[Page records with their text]

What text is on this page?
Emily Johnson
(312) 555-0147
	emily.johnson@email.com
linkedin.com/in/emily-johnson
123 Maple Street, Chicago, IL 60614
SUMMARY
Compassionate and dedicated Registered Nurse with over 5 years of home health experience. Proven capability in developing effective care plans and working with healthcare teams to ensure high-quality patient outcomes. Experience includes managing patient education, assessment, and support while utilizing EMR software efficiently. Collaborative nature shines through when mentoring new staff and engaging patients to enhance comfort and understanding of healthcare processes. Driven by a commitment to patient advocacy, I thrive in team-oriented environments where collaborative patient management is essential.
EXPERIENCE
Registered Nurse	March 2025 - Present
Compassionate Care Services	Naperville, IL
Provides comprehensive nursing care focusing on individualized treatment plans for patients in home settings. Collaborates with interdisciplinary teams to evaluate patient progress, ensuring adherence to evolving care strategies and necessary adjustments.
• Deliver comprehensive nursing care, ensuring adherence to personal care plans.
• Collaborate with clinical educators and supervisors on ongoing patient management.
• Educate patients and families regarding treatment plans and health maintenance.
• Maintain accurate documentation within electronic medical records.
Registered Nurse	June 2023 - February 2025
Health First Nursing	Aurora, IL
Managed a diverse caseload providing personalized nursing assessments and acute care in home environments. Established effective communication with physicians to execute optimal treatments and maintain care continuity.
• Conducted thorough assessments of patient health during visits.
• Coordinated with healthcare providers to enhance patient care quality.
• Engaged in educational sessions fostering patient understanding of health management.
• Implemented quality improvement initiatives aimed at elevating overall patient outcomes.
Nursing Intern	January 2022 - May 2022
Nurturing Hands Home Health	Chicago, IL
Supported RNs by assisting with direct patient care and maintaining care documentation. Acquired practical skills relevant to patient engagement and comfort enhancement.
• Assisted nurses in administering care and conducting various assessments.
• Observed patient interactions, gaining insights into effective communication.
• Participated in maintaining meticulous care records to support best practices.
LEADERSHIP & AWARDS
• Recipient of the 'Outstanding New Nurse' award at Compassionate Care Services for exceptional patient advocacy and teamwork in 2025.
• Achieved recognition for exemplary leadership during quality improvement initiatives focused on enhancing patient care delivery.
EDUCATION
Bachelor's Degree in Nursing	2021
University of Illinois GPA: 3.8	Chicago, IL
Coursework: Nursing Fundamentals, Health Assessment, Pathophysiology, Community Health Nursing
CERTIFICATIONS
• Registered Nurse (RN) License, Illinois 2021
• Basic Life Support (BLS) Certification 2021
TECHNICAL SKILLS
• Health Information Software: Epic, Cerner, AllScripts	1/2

** What you are asked to do **
Retype the records above exactly.

** Written solution **
What text is on this page?
Emily Johnson
(312) 555-0147
	emily.johnson@email.com
linkedin.com/in/emily-johnson
123 Maple Street, Chicago, IL 60614
SUMMARY
Compassionate and dedicated Registered Nurse with over 5 years of home health experience. Proven capability in developing effective care plans and working with healthcare teams to ensure high-quality patient outcomes. Experience includes managing patient education, assessment, and support while utilizing EMR software efficiently. Collaborative nature shines through when mentoring new staff and engaging patients to enhance comfort and understanding of healthcare processes. Driven by a commitment to patient advocacy, I thrive in team-oriented environments where collaborative patient management is essential.
EXPERIENCE
Registered Nurse	March 2025 - Present
Compassionate Care Services	Naperville, IL
Provides comprehensive nursing care focusing on individualized treatment plans for patients in home settings. Collaborates with interdisciplinary teams to evaluate patient progress, ensuring adherence to evolving care strategies and necessary adjustments.
• Deliver comprehensive nursing care, ensuring adherence to personal care plans.
• Collaborate with clinical educators and supervisors on ongoing patient management.
• Educate patients and families regarding treatment plans and health maintenance.
• Maintain accurate documentation within electronic medical records.
Registered Nurse	June 2023 - February 2025
Health First Nursing	Aurora, IL
Managed a diverse caseload providing personalized nursing assessments and acute care in home environments. Established effective communication with physicians to execute optimal treatments and maintain care continuity.
• Conducted thorough assessments of patient health during visits.
• Coordinated with healthcare providers to enhance patient care quality.
• Engaged in educational sessions fostering patient understanding of health management.
• Implemented quality improvement initiatives aimed at elevating overall patient outcomes.
Nursing Intern	January 2022 - May 2022
Nurturing Hands Home Health	Chicago, IL
Supported RNs by assisting with direct patient care and maintaining care documentation. Acquired practical skills relevant to patient engagement and comfort enhancement.
• Assisted nurses in administering care and conducting various assessments.
• Observed patient interactions, gaining insights into effective communication.
• Participated in maintaining meticulous care records to support best practices.
LEADERSHIP & AWARDS
• Recipient of the 'Outstanding New Nurse' award at Compassionate Care Services for exceptional patient advocacy and teamwork in 2025.
• Achieved recognition for exemplary leadership during quality improvement initiatives focused on enhancing patient care delivery.
EDUCATION
Bachelor's Degree in Nursing	2021
University of Illinois GPA: 3.8	Chicago, IL
Coursework: Nursing Fundamentals, Health Assessment, Pathophysiology, Community Health Nursing
CERTIFICATIONS
• Registered Nurse (RN) License, Illinois 2021
• Basic Life Support (BLS) Certification 2021
TECHNICAL SKILLS
• Health Information Software: Epic, Cerner, AllScripts	1/2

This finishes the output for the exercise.